• [Exercise directions] Without the pictures, can you quote each line below exactly?

• [Information given]
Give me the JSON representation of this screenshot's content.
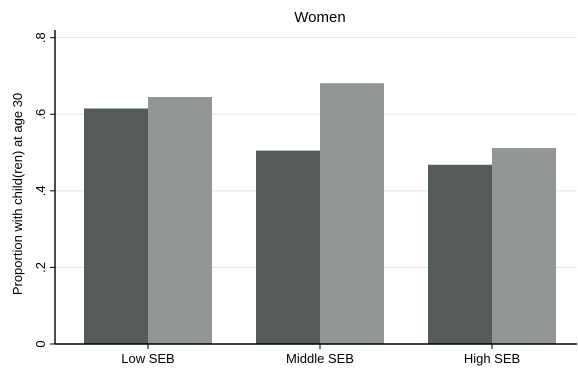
{
  "chart_data": {
    "type": "bar",
    "title": "Women",
    "ylabel": "Proportion with child(ren) at age 30",
    "xlabel": "",
    "categories": [
      "Low SEB",
      "Middle SEB",
      "High SEB"
    ],
    "series": [
      {
        "values": [
          0.615,
          0.505,
          0.468
        ]
      },
      {
        "values": [
          0.645,
          0.681,
          0.512
        ]
      }
    ],
    "ylim": [
      0,
      0.82
    ],
    "yticks": [
      0,
      0.2,
      0.4,
      0.6,
      0.8
    ],
    "ytick_labels": [
      "0",
      ".2",
      ".4",
      ".6",
      ".8"
    ],
    "grid": true,
    "colors": [
      "#555a5b",
      "#929696"
    ]
  }
}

• [Correct answer]
Give me the JSON representation of this screenshot's content.
{
  "chart_data": {
    "type": "bar",
    "title": "Women",
    "ylabel": "Proportion with child(ren) at age 30",
    "xlabel": "",
    "categories": [
      "Low SEB",
      "Middle SEB",
      "High SEB"
    ],
    "series": [
      {
        "values": [
          0.615,
          0.505,
          0.468
        ]
      },
      {
        "values": [
          0.645,
          0.681,
          0.512
        ]
      }
    ],
    "ylim": [
      0,
      0.82
    ],
    "yticks": [
      0,
      0.2,
      0.4,
      0.6,
      0.8
    ],
    "ytick_labels": [
      "0",
      ".2",
      ".4",
      ".6",
      ".8"
    ],
    "grid": true,
    "colors": [
      "#555a5b",
      "#929696"
    ]
  }
}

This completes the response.